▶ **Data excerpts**
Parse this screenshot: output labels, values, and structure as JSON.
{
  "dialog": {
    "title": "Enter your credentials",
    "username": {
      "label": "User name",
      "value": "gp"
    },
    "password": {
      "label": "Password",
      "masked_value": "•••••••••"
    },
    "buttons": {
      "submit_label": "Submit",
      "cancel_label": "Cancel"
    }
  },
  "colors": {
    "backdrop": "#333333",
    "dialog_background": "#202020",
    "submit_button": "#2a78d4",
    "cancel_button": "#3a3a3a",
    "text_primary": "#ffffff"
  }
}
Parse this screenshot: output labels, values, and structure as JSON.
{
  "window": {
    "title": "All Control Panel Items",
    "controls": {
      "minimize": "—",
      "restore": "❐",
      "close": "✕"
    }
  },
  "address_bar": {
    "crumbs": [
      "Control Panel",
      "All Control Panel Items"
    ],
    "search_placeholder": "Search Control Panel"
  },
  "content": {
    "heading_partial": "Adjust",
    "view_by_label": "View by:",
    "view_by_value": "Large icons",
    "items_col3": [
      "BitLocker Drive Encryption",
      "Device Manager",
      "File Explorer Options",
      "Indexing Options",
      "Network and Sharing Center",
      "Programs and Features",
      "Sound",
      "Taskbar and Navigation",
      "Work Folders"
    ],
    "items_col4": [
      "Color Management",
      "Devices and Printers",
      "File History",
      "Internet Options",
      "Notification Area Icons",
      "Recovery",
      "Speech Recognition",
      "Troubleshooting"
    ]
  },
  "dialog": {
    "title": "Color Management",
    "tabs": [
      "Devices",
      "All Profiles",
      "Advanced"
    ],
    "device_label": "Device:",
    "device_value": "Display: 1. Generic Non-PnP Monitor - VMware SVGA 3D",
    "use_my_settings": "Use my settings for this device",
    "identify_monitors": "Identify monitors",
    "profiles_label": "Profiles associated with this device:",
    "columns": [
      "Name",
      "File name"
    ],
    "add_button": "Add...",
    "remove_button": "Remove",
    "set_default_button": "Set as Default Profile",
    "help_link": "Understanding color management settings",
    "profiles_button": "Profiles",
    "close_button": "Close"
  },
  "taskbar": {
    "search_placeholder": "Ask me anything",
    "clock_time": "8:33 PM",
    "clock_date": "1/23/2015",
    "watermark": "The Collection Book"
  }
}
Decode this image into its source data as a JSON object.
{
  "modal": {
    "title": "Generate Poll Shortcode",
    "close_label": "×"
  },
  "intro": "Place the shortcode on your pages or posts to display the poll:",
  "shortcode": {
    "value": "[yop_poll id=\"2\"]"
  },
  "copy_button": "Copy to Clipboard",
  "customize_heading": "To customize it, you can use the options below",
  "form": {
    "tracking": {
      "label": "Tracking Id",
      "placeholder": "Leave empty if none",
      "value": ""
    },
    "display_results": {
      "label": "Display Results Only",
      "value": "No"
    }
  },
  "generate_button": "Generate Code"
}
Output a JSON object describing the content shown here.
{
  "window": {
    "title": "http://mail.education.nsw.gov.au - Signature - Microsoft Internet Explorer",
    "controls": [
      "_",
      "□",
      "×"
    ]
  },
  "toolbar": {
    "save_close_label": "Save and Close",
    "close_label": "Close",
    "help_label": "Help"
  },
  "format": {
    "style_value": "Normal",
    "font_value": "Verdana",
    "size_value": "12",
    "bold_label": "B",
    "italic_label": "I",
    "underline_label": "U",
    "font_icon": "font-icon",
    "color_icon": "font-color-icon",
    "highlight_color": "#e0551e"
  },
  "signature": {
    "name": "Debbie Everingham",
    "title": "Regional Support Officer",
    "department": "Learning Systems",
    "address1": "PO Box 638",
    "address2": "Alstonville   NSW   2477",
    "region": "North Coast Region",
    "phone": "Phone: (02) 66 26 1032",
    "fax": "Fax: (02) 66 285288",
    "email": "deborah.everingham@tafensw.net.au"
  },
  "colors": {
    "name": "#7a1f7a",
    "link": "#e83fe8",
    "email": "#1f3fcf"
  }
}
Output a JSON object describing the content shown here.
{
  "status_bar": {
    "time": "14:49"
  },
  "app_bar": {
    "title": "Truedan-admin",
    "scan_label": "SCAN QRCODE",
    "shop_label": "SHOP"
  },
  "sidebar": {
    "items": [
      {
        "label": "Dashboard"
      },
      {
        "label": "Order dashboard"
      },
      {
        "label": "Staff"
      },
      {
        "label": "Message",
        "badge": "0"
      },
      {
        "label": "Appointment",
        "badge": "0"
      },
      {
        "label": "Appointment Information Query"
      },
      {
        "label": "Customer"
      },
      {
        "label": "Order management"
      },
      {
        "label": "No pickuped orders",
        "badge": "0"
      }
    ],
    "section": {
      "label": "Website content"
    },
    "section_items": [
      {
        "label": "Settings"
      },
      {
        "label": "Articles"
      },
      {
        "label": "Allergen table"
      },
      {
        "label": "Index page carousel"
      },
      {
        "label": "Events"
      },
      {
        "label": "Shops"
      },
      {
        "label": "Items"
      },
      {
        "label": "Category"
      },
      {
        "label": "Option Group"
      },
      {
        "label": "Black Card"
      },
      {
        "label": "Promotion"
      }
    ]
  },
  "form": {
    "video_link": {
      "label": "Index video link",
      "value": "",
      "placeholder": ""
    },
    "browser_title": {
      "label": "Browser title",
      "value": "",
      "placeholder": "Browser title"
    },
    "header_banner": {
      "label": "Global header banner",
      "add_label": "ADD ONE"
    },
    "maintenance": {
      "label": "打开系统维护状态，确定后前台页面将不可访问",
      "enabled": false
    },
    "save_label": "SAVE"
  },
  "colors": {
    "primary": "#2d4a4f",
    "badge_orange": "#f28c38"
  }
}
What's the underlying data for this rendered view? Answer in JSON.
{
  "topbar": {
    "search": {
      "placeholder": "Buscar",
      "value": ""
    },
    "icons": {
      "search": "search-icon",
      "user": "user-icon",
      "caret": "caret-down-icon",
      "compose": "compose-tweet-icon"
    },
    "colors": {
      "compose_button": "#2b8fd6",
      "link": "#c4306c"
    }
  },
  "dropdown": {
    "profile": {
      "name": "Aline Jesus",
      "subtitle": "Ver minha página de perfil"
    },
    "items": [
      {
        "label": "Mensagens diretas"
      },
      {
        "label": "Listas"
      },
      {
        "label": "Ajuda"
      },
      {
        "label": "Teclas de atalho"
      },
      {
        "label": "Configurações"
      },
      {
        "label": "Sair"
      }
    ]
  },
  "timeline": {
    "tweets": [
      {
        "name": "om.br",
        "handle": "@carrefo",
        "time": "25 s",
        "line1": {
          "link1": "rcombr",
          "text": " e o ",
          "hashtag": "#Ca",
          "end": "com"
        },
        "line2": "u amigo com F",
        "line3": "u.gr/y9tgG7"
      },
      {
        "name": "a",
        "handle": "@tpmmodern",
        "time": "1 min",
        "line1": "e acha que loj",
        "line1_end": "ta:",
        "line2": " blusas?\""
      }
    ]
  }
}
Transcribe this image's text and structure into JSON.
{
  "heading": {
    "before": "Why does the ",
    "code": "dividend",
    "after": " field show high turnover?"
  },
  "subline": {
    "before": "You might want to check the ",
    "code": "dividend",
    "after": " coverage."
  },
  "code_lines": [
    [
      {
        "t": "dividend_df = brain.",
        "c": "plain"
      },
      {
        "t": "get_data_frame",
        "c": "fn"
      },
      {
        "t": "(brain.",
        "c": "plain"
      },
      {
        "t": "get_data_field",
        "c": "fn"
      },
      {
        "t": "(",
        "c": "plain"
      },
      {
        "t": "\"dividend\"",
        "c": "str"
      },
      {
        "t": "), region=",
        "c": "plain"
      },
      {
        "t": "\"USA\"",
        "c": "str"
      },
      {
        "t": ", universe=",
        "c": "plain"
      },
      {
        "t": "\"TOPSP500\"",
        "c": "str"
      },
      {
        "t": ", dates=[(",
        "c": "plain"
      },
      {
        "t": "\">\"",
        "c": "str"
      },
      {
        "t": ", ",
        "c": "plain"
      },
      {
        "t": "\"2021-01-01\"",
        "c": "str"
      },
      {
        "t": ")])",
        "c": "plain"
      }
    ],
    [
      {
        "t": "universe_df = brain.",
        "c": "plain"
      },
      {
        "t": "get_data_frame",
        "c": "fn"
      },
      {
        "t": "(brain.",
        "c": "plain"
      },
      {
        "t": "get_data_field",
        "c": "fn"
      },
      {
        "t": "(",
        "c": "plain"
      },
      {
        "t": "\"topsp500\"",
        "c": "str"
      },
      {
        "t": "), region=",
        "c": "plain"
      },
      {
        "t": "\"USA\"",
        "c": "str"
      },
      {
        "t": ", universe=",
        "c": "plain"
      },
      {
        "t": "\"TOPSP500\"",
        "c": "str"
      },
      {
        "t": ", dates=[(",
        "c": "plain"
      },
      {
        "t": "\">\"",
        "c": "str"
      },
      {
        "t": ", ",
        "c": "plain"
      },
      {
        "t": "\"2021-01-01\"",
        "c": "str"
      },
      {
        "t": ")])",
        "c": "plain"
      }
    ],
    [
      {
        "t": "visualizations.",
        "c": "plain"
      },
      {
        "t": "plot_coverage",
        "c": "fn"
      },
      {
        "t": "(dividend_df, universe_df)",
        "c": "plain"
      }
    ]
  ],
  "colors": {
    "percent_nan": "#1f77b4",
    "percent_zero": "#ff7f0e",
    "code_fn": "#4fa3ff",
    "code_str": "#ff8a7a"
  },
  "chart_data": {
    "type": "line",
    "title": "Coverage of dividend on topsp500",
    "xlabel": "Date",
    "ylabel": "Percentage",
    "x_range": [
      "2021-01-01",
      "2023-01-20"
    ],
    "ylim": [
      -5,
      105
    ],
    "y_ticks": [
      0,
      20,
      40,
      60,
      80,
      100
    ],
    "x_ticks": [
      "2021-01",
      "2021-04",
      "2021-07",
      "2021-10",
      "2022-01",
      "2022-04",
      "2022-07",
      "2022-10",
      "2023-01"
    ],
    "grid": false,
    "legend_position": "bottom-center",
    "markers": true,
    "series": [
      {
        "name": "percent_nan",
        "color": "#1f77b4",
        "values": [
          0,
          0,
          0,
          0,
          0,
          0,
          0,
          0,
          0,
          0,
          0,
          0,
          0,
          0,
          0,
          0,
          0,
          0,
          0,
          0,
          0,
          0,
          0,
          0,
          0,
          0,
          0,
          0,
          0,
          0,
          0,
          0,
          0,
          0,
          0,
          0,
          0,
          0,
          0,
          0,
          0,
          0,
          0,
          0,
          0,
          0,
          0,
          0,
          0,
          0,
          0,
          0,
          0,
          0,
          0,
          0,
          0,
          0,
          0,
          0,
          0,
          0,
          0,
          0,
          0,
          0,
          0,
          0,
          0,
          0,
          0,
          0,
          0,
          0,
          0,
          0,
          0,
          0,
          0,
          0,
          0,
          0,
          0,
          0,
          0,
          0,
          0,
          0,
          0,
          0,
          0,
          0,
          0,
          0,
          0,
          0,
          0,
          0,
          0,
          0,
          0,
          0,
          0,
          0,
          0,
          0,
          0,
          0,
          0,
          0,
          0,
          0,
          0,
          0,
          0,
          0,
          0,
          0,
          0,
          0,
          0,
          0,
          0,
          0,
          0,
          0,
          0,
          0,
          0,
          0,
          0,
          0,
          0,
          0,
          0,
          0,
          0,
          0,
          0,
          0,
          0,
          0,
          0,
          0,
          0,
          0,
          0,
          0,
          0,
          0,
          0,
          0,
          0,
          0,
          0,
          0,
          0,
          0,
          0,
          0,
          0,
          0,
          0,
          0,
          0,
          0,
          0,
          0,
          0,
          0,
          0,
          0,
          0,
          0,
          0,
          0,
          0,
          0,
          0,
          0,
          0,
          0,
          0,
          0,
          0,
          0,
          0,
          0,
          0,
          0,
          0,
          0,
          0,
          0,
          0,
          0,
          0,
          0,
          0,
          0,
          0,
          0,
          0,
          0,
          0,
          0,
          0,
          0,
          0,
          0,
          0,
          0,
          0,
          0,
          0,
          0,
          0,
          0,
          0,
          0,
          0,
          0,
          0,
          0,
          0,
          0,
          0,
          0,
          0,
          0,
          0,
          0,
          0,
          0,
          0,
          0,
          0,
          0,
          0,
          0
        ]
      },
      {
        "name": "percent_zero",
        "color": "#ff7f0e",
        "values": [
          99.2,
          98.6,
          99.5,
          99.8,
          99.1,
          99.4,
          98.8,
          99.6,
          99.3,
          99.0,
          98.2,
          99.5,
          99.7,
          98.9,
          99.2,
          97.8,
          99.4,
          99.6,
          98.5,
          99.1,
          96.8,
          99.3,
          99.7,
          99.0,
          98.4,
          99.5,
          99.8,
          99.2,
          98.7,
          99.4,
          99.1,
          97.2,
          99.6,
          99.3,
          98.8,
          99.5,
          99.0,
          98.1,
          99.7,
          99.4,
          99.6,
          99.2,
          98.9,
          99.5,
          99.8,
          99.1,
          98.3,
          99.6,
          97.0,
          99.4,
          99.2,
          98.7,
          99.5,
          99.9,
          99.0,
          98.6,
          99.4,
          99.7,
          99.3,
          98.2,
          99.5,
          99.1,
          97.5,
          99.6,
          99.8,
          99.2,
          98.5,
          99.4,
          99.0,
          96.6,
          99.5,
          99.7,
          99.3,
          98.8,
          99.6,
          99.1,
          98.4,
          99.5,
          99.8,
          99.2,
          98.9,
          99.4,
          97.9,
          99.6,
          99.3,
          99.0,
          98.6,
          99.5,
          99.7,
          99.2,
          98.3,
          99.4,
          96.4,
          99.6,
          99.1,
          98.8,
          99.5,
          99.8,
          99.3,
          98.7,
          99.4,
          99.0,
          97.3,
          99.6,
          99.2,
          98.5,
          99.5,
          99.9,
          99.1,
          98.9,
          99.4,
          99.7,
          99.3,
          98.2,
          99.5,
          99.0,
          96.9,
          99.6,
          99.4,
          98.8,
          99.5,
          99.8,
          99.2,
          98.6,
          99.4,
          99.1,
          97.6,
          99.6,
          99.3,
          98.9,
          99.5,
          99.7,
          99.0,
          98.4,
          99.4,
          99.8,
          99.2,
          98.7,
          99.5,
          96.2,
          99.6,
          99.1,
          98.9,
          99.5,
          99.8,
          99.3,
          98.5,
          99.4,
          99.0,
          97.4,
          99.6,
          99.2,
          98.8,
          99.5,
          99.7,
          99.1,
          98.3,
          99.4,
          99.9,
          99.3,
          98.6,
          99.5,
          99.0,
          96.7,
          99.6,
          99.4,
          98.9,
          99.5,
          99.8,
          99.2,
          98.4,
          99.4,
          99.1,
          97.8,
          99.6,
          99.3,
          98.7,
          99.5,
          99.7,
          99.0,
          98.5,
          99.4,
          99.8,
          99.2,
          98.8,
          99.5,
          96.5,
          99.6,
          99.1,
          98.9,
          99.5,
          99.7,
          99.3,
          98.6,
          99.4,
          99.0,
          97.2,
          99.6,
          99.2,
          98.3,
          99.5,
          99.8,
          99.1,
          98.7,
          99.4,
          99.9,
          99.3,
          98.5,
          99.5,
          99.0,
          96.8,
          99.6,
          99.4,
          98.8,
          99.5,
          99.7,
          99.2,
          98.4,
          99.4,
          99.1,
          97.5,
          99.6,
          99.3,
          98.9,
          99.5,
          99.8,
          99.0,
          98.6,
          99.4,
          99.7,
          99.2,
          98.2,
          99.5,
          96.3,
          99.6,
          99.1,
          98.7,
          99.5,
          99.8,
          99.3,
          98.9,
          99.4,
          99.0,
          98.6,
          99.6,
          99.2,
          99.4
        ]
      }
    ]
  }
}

▶ **Written request**
Show each line holding the word "content".

▶ **Finished exercise**
  "content": {
Output a JSON object describing the content shown here.
Output a JSON object describing the content shown here.
      "label": "Website content"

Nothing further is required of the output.